**O que fazer**
• a. Transcreva do trecho sobre política cultural em Curitiba a parte que vai de "Téo Ruiz – Músico" até "O que falta?", incluindo essas palavras.
• b. Continue o trecho sobre política cultural em Curitiba a partir do ponto em que ele termina.

**Trecho selecionado**
■ ■ ■

Agora, seguem as respostas de Téo Ruiz e de Frederico Neto. A elas, pois:

Téo Ruiz – Músico e produtor, foi interlocutor geral do Fórum Nacional da Música, que está em processo de mudança de gestão. É da
www.whoisproducoes.com.br

1 – Curitiba tem política cultural? Qual é? O que falta?

A grande questão em Curitiba, me parece, que é a confusão entre leis de incentivo à cultura e política cultural. Não são a mesma coisa, mas aqui e em muitos lugares têm sido há muitos anos. As leis de incentivo são importantes mecanismos de fomento às atividades culturais. Na minha visão, inclusive, muito mais o Fundo do que o Mecenato. Mas os artistas precisam se utilizar do que está disponível. E o que está disponível é, basicamente, essas duas ferramentas de fomento.

As políticas culturais passam por questões macro-estruturais. É igual qualquer setor da economia e da sociedade. Se o governo percebe que existe um problema com a soja, ele não vai ficar criando leis de incentivo, e mecenato, etc, pra resolver esses problemas. Ele vai atuar no problema, estudar o que está acontecendo, e intervir pontualmente pra resolver o que tiver que ser resolvido. Porque a cultura tem que ser diferente?

■ ■ ■

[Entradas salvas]
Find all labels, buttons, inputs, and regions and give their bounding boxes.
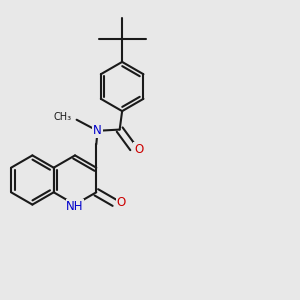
Text: N: N <box>93 124 102 137</box>
Text: O: O <box>134 143 143 156</box>
Text: NH: NH <box>66 200 84 213</box>
Text: CH₃: CH₃ <box>54 112 72 122</box>
Text: O: O <box>116 196 126 209</box>
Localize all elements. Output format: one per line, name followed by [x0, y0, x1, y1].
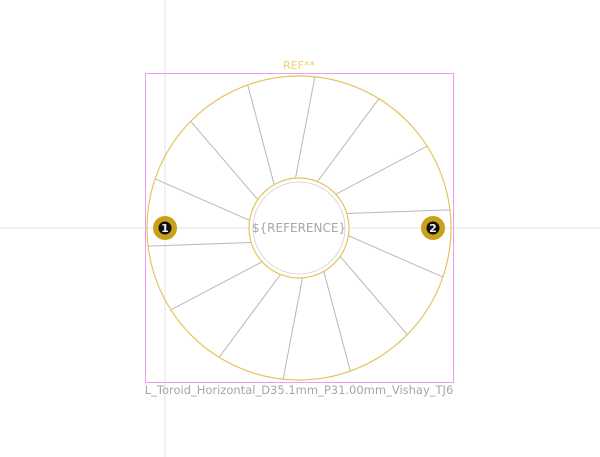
courtyard-outline: [145, 73, 454, 383]
footprint-name[interactable]: L_Toroid_Horizontal_D35.1mm_P31.00mm_Vis…: [145, 383, 454, 397]
pad-1-number: 1: [161, 222, 169, 235]
winding-line: [323, 271, 351, 372]
winding-line: [348, 235, 444, 278]
winding-line: [317, 98, 380, 182]
winding-line: [247, 84, 275, 185]
pad-2-drill: [426, 221, 440, 235]
winding-line: [190, 120, 259, 200]
winding-line: [335, 145, 428, 195]
winding-line: [218, 274, 281, 358]
winding-line: [148, 242, 252, 247]
winding-line: [339, 256, 408, 336]
toroid-inner-ring: [252, 181, 346, 275]
toroid-windings: [148, 76, 450, 380]
winding-line: [170, 261, 263, 311]
toroid-inner-circle: [248, 177, 350, 279]
pad-2[interactable]: 2: [421, 216, 445, 240]
toroid-outer-circle: [146, 75, 452, 381]
pad-2-number: 2: [429, 222, 437, 235]
pad-1[interactable]: 1: [153, 216, 177, 240]
pad-1-drill: [158, 221, 172, 235]
winding-line: [282, 277, 303, 380]
winding-line: [154, 178, 250, 221]
ref-designator[interactable]: REF**: [283, 59, 315, 72]
reference-placeholder[interactable]: ${REFERENCE}: [252, 221, 346, 235]
winding-line: [295, 76, 316, 179]
winding-line: [346, 209, 450, 214]
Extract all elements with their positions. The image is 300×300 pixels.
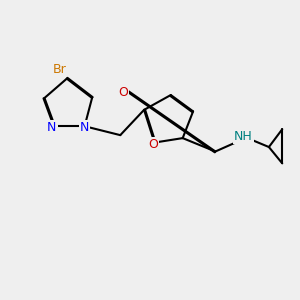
Text: Br: Br [52, 63, 66, 76]
Text: N: N [47, 121, 57, 134]
Text: O: O [148, 138, 158, 151]
Text: NH: NH [234, 130, 253, 143]
Text: N: N [80, 121, 89, 134]
Text: O: O [118, 85, 128, 98]
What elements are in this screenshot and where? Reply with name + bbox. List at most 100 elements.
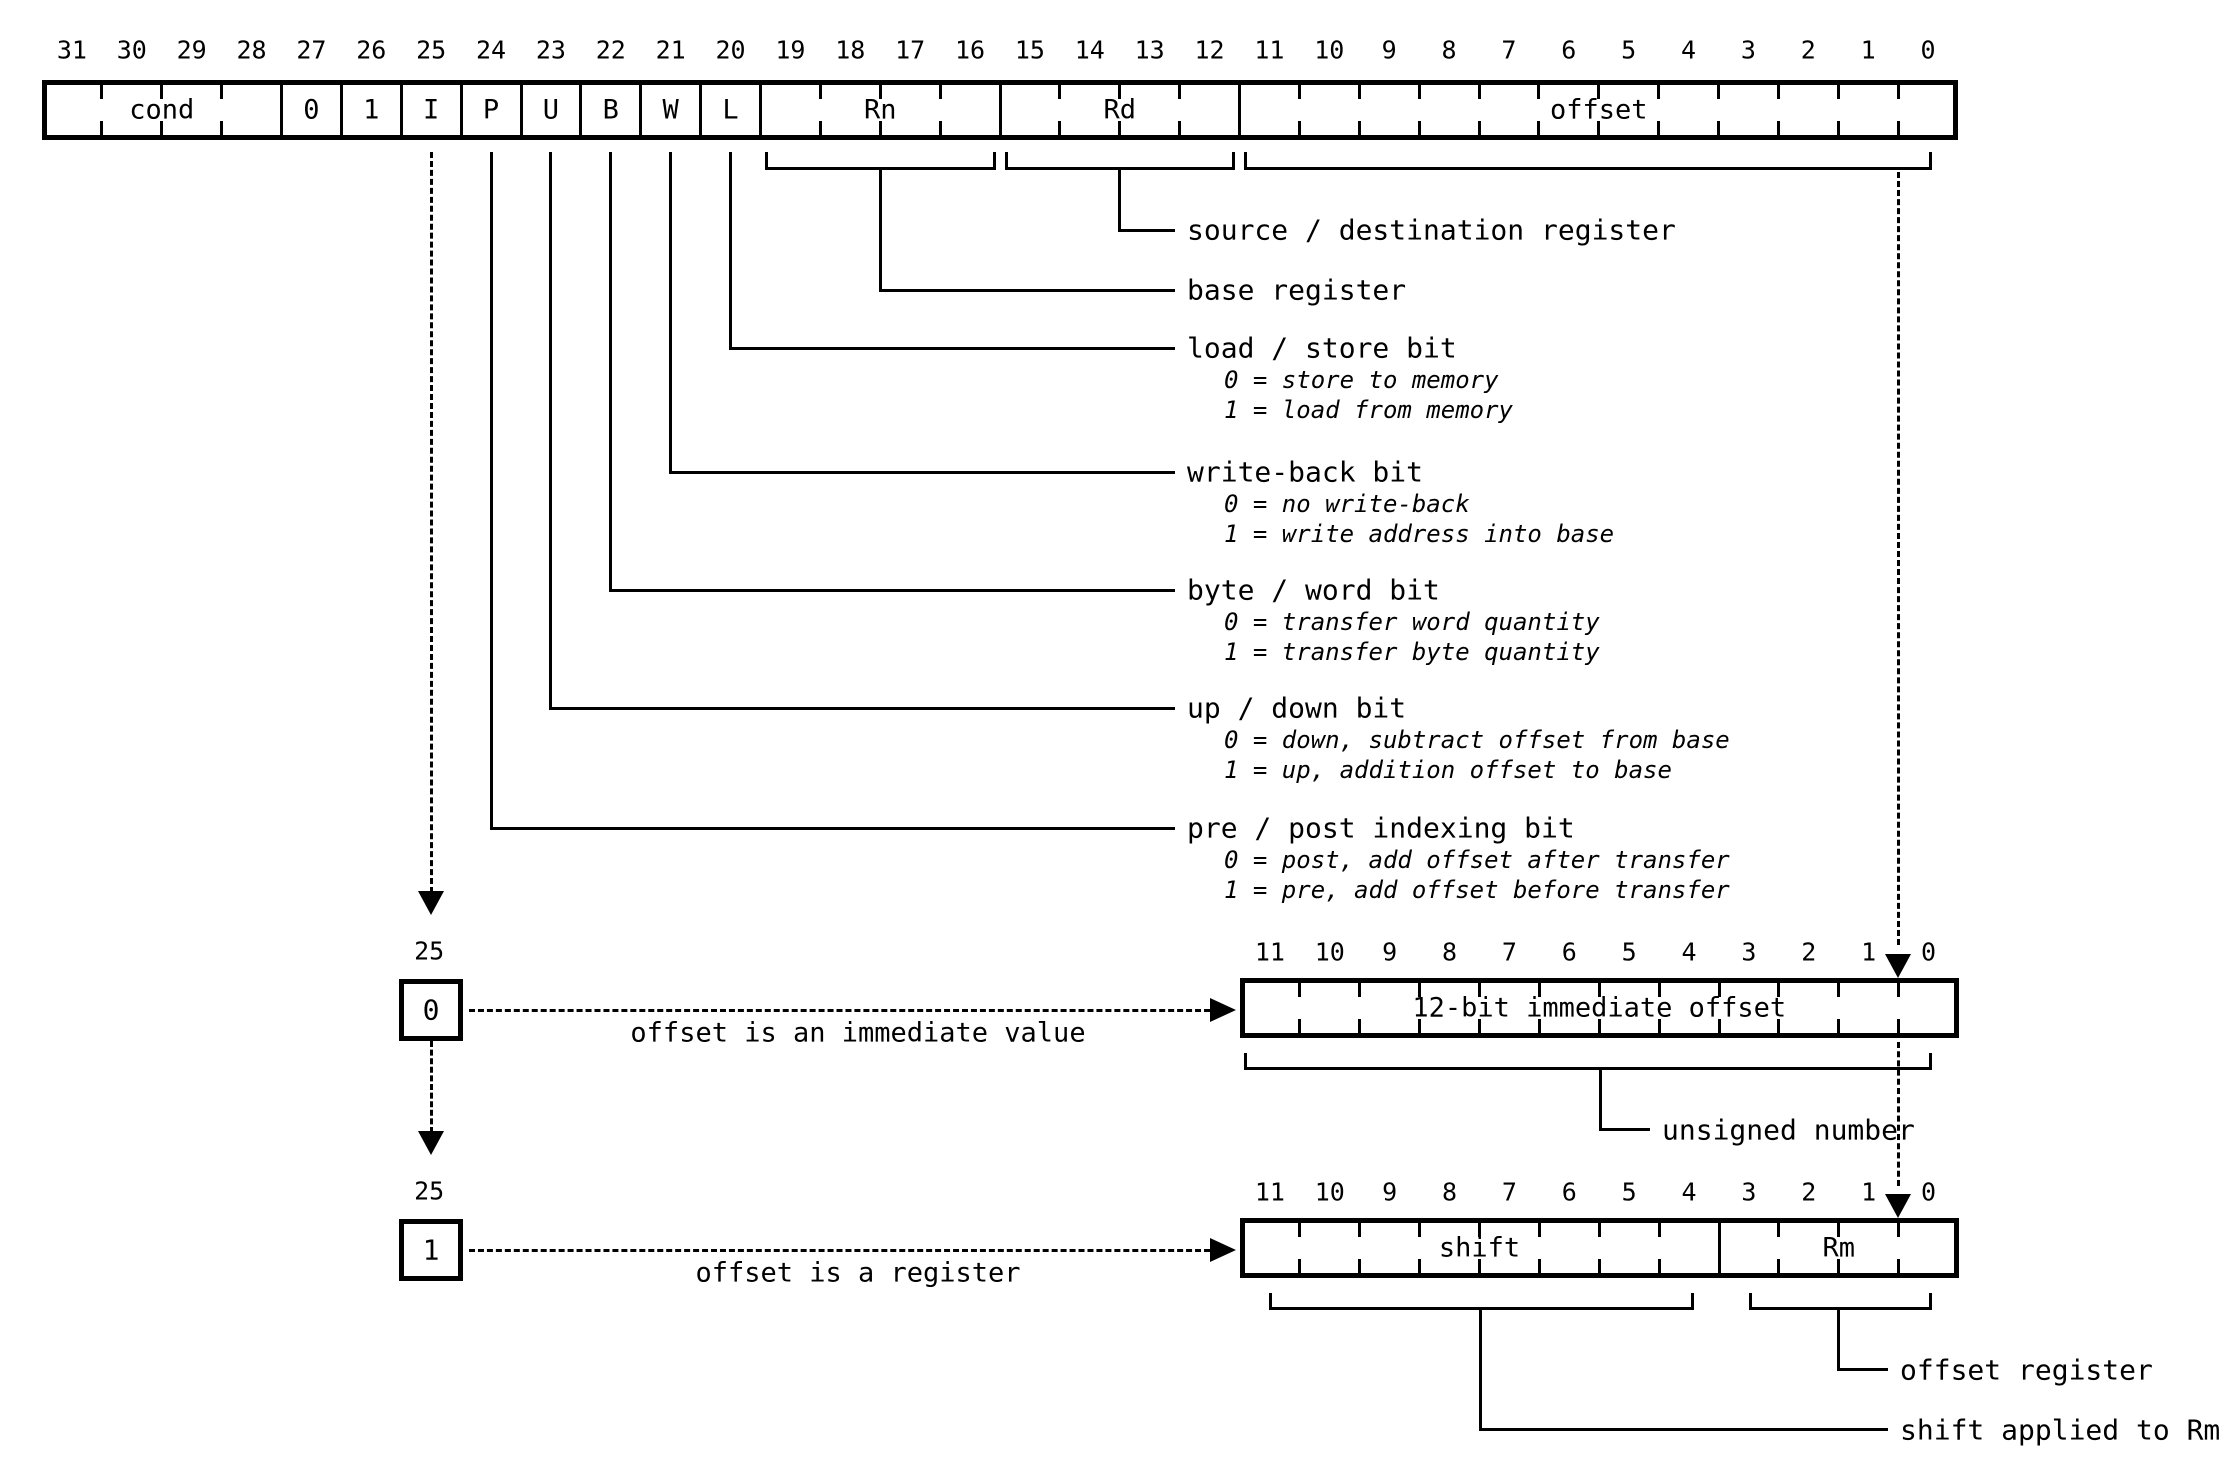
tick-mark bbox=[818, 85, 822, 99]
offset-register-line bbox=[1838, 1367, 1888, 1371]
arrow-down bbox=[1885, 954, 1911, 978]
arrow-right bbox=[1210, 998, 1236, 1022]
bit-label-top-3: 3 bbox=[1740, 35, 1756, 65]
field-divider bbox=[699, 85, 703, 135]
bracket-line bbox=[1750, 1306, 1930, 1310]
annotation-sub-write-back-bit-0: 0 = no write-back bbox=[1224, 490, 1470, 518]
tick-mark bbox=[1657, 121, 1661, 135]
bracket-tick bbox=[1928, 1293, 1932, 1310]
field-divider bbox=[280, 85, 283, 135]
bit-label-top-11: 11 bbox=[1254, 35, 1285, 65]
bit-label-shift-rm-1: 1 bbox=[1861, 1177, 1877, 1207]
annotation-sub-load-store-bit-0: 0 = store to memory bbox=[1224, 366, 1499, 394]
bit-label-immediate-4: 4 bbox=[1681, 937, 1697, 967]
i-bit-dashed-line bbox=[429, 1041, 433, 1133]
annotation-stem-write-back-bit bbox=[669, 152, 673, 474]
i-bit-value-1: 1 bbox=[422, 1233, 440, 1267]
bit-label-top-20: 20 bbox=[715, 35, 746, 65]
tick-mark bbox=[1597, 1259, 1601, 1273]
tick-mark bbox=[1896, 121, 1900, 135]
bit-label-shift-rm-10: 10 bbox=[1314, 1177, 1345, 1207]
tick-mark bbox=[878, 121, 882, 135]
tick-mark bbox=[1597, 121, 1601, 135]
annotation-line-byte-word-bit bbox=[610, 588, 1175, 592]
register-dashed-line bbox=[469, 1248, 1210, 1252]
tick-mark bbox=[1597, 983, 1601, 997]
field-shift-rm-rm: Rm bbox=[1822, 1232, 1856, 1264]
annotation-stem-base-register bbox=[878, 168, 882, 292]
tick-mark bbox=[1297, 85, 1301, 99]
bit-label-immediate-7: 7 bbox=[1501, 937, 1517, 967]
tick-mark bbox=[1178, 85, 1182, 99]
tick-mark bbox=[1657, 1019, 1661, 1033]
annotation-sub-pre-post-indexing-bit-0: 0 = post, add offset after transfer bbox=[1224, 846, 1730, 874]
field-top-1: 1 bbox=[363, 94, 380, 126]
field-immediate-12-bit-immediate-offset: 12-bit immediate offset bbox=[1412, 992, 1787, 1024]
annotation-line-write-back-bit bbox=[670, 470, 1175, 474]
bit-label-top-30: 30 bbox=[116, 35, 147, 65]
caption-offset-immediate: offset is an immediate value bbox=[630, 1017, 1086, 1049]
tick-mark bbox=[1717, 983, 1721, 997]
tick-mark bbox=[1837, 983, 1841, 997]
i-bit-dashed-line bbox=[429, 152, 433, 893]
annotation-label-base-register: base register bbox=[1187, 273, 1407, 307]
tick-mark bbox=[1297, 121, 1301, 135]
tick-mark bbox=[1418, 1223, 1422, 1237]
tick-mark bbox=[100, 85, 104, 99]
bit-label-top-19: 19 bbox=[775, 35, 806, 65]
tick-mark bbox=[1298, 1259, 1302, 1273]
bracket-tick bbox=[1928, 1053, 1932, 1070]
tick-mark bbox=[1777, 983, 1781, 997]
bit-label-top-9: 9 bbox=[1381, 35, 1397, 65]
tick-mark bbox=[1657, 85, 1661, 99]
bit-label-immediate-3: 3 bbox=[1741, 937, 1757, 967]
tick-mark bbox=[1776, 121, 1780, 135]
tick-mark bbox=[160, 85, 164, 99]
bit-label-top-16: 16 bbox=[955, 35, 986, 65]
caption-offset-register: offset is a register bbox=[695, 1257, 1021, 1289]
tick-mark bbox=[938, 85, 942, 99]
field-top-rn: Rn bbox=[863, 94, 897, 126]
tick-mark bbox=[1836, 85, 1840, 99]
bit-label-top-6: 6 bbox=[1561, 35, 1577, 65]
field-top-i: I bbox=[423, 94, 440, 126]
i-bit-value-box-0 bbox=[399, 979, 463, 1041]
field-top-0: 0 bbox=[303, 94, 320, 126]
tick-mark bbox=[1418, 1019, 1422, 1033]
tick-mark bbox=[1897, 1019, 1901, 1033]
annotation-line-base-register bbox=[880, 288, 1175, 292]
bit-label-shift-rm-11: 11 bbox=[1254, 1177, 1285, 1207]
bit-label-top-22: 22 bbox=[595, 35, 626, 65]
tick-mark bbox=[1537, 1223, 1541, 1237]
arrow-down bbox=[418, 891, 445, 915]
tick-mark bbox=[100, 121, 104, 135]
bit-label-top-10: 10 bbox=[1314, 35, 1345, 65]
tick-mark bbox=[1358, 1019, 1362, 1033]
arrow-down bbox=[1885, 1194, 1911, 1218]
bit-label-top-7: 7 bbox=[1501, 35, 1517, 65]
field-divider bbox=[759, 85, 762, 135]
bit-label-top-18: 18 bbox=[835, 35, 866, 65]
tick-mark bbox=[1537, 983, 1541, 997]
bit-label-top-23: 23 bbox=[535, 35, 566, 65]
arrow-right bbox=[1210, 1238, 1236, 1262]
field-divider bbox=[998, 85, 1002, 135]
bit-label-top-14: 14 bbox=[1074, 35, 1105, 65]
tick-mark bbox=[220, 85, 224, 99]
bracket-tick bbox=[1928, 152, 1932, 170]
tick-mark bbox=[1897, 1259, 1901, 1273]
field-divider bbox=[1238, 85, 1241, 135]
tick-mark bbox=[818, 121, 822, 135]
tick-mark bbox=[1777, 1019, 1781, 1033]
tick-mark bbox=[1178, 121, 1182, 135]
tick-mark bbox=[1418, 1259, 1422, 1273]
tick-mark bbox=[220, 121, 224, 135]
tick-mark bbox=[1897, 1223, 1901, 1237]
tick-mark bbox=[1597, 85, 1601, 99]
annotation-label-source-destination-register: source / destination register bbox=[1187, 213, 1676, 247]
annotation-sub-up-down-bit-1: 1 = up, addition offset to base bbox=[1224, 756, 1672, 784]
annotation-sub-up-down-bit-0: 0 = down, subtract offset from base bbox=[1224, 726, 1730, 754]
tick-mark bbox=[1717, 85, 1720, 99]
bracket-line bbox=[1245, 166, 1930, 170]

■ ■ ■

**Respostas por tarefa**
• a.
Téo Ruiz – Músico e produtor, foi interlocutor geral do Fórum Nacional da Música, que está em processo de mudança de gestão. É da
www.whoisproducoes.com.br

1 – Curitiba tem política cultural? Qual é? O que falta?

• b.
A cultura é um setor crucial na sociedade, e isso tem que ser entendido de uma vez por todas. Não só pelo governo, mas pelos próprios artistas também. Portanto, falta um mapeamento efetivo das atividades culturais da cidade, um plano municipal de cultura condizente com a realidade do município, uma participação clara e efetiva da sociedade civil nesse processo, estruturação dos espaços culturais da cidade, equipamentos, concursos públicos e pessoal, incentivo à circulação nacional da nossa produção local… Isso pra citar algumas necessidades.

2 – A Lei de Incentivo substituiu a política pública de cultura?

Sem saber acabei respondendo um pouco dessa pergunta acima… Mas é fundamental percebermos essa diferença. As leis de incentivo devem ser um instrumento da política cultural, e não a única opção pra tudo.

Pelo fato de termos uma Fundação e não uma Secretaria, as coisas acabam se perdendo no meio do caminho. As funções se misturam e o foco se perde. Uma Secretaria faz parte da espinha dorsal da estrutura da Prefeitura. As autarquias como a Fundação, em tese, não. Dessa forma, eu acredito que uma Secretaria possa acumular melhor discussões e ações para políticas culturais efetivas, e também aplicá-las. Muitos podem dizer que passa ser um órgão mais burocrático, e é verdade. Mas a Fundação Cultural é tão burocrática quanto uma Secretaria, mas na hora de se posicionar dentro da Prefeitura, pedir orçamento, e uma série de coisas, ela sempre será preterida.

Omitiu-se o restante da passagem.